**Do this:**
The records below hold pictures; please leave those out and retype the rest exactly.

**Stored rows:**
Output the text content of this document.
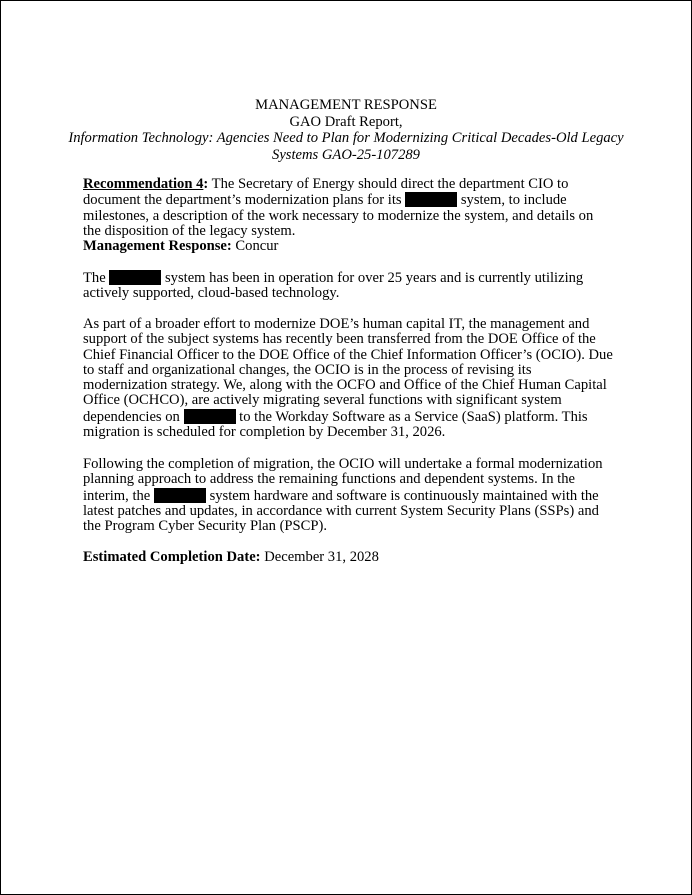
MANAGEMENT RESPONSE
GAO Draft Report,
Information Technology: Agencies Need to Plan for Modernizing Critical Decades-Old Legacy
Systems GAO-25-107289
Recommendation 4: The Secretary of Energy should direct the department CIO to document the department’s modernization plans for its	system, to include milestones, a description of the work necessary to modernize the system, and details on the disposition of the legacy system.
Management Response: Concur
The	system has been in operation for over 25 years and is currently utilizing actively supported, cloud-based technology.
As part of a broader effort to modernize DOE’s human capital IT, the management and support of the subject systems has recently been transferred from the DOE Office of the Chief Financial Officer to the DOE Office of the Chief Information Officer’s (OCIO). Due to staff and organizational changes, the OCIO is in the process of revising its modernization strategy. We, along with the OCFO and Office of the Chief Human Capital Office (OCHCO), are actively migrating several functions with significant system dependencies on	to the Workday Software as a Service (SaaS) platform. This migration is scheduled for completion by December 31, 2026.
Following the completion of migration, the OCIO will undertake a formal modernization planning approach to address the remaining functions and dependent systems. In the interim, the	system hardware and software is continuously maintained with the latest patches and updates, in accordance with current System Security Plans (SSPs) and the Program Cyber Security Plan (PSCP).
Estimated Completion Date: December 31, 2028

**Solved exercise:**
Output the text content of this document.
MANAGEMENT RESPONSE
GAO Draft Report,
Information Technology: Agencies Need to Plan for Modernizing Critical Decades-Old Legacy
Systems GAO-25-107289
Recommendation 4: The Secretary of Energy should direct the department CIO to document the department’s modernization plans for its	system, to include milestones, a description of the work necessary to modernize the system, and details on the disposition of the legacy system.
Management Response: Concur
The	system has been in operation for over 25 years and is currently utilizing actively supported, cloud-based technology.
As part of a broader effort to modernize DOE’s human capital IT, the management and support of the subject systems has recently been transferred from the DOE Office of the Chief Financial Officer to the DOE Office of the Chief Information Officer’s (OCIO). Due to staff and organizational changes, the OCIO is in the process of revising its modernization strategy. We, along with the OCFO and Office of the Chief Human Capital Office (OCHCO), are actively migrating several functions with significant system dependencies on	to the Workday Software as a Service (SaaS) platform. This migration is scheduled for completion by December 31, 2026.
Following the completion of migration, the OCIO will undertake a formal modernization planning approach to address the remaining functions and dependent systems. In the interim, the	system hardware and software is continuously maintained with the latest patches and updates, in accordance with current System Security Plans (SSPs) and the Program Cyber Security Plan (PSCP).
Estimated Completion Date: December 31, 2028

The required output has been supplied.